Copy each line of the entries beneath that contains the word "CHUYÊN".

# start of Extracted information

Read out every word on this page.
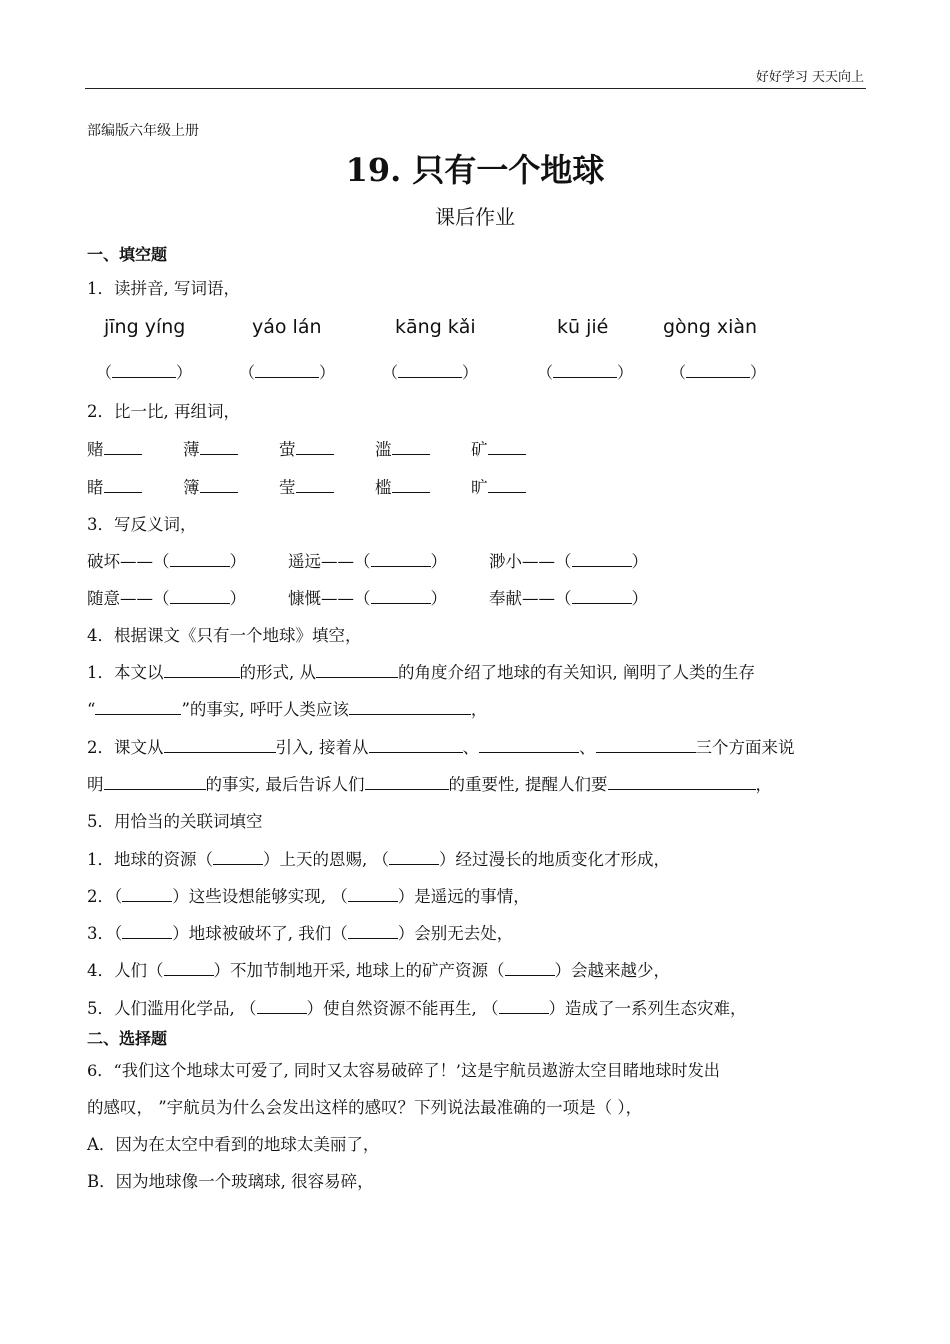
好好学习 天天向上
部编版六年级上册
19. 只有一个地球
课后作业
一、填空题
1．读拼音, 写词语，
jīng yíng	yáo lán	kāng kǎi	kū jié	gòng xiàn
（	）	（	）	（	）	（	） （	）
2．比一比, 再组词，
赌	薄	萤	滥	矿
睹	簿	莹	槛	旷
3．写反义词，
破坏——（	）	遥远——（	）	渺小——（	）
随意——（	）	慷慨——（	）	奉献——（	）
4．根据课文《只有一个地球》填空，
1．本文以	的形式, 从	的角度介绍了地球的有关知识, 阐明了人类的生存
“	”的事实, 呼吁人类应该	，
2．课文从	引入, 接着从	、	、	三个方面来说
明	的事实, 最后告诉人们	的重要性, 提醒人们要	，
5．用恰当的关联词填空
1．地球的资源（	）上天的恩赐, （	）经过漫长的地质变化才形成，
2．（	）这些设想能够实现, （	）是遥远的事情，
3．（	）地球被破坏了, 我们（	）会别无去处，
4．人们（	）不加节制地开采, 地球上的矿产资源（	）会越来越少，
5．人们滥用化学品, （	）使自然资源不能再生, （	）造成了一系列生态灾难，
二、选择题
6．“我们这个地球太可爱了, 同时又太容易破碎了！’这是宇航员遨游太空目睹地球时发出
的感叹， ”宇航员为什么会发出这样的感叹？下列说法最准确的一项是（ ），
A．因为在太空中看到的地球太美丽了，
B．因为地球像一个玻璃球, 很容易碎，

# end of Extracted information
# start of Extracted information

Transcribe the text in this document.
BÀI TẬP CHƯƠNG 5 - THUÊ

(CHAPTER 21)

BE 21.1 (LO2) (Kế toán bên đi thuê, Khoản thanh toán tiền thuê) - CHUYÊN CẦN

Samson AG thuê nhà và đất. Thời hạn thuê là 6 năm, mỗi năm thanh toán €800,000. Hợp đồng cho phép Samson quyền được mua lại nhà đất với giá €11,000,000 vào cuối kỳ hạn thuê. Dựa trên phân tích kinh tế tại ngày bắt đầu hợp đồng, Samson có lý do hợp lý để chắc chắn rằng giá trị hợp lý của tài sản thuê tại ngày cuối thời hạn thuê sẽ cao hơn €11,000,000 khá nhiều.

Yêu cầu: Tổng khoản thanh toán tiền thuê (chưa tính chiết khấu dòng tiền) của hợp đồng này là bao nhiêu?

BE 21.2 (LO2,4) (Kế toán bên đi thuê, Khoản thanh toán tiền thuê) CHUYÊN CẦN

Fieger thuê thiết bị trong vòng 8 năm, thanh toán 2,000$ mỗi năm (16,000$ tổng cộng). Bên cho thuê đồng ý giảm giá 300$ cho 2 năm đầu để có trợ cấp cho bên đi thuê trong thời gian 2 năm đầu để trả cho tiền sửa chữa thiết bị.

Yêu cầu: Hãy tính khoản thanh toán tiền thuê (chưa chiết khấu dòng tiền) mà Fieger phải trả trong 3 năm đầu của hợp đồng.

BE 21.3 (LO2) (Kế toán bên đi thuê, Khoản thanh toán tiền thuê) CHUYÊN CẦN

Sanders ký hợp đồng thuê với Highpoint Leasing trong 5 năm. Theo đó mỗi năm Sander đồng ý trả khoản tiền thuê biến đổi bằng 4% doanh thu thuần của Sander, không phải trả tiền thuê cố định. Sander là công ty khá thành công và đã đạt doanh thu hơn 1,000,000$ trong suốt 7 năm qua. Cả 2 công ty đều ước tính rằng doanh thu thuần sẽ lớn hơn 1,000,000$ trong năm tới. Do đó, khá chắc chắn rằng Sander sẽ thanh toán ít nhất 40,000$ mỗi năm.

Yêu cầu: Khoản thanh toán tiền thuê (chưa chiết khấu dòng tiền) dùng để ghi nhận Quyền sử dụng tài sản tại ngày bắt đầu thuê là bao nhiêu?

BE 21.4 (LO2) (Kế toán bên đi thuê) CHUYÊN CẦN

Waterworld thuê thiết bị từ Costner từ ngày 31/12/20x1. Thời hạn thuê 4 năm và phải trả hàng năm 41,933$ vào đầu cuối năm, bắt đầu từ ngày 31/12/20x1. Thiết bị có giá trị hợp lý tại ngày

# end of Extracted information

Written solution:
BE 21.1 (LO2) (Kế toán bên đi thuê, Khoản thanh toán tiền thuê) - CHUYÊN CẦN
BE 21.2 (LO2,4) (Kế toán bên đi thuê, Khoản thanh toán tiền thuê) CHUYÊN CẦN
BE 21.3 (LO2) (Kế toán bên đi thuê, Khoản thanh toán tiền thuê) CHUYÊN CẦN
BE 21.4 (LO2) (Kế toán bên đi thuê) CHUYÊN CẦN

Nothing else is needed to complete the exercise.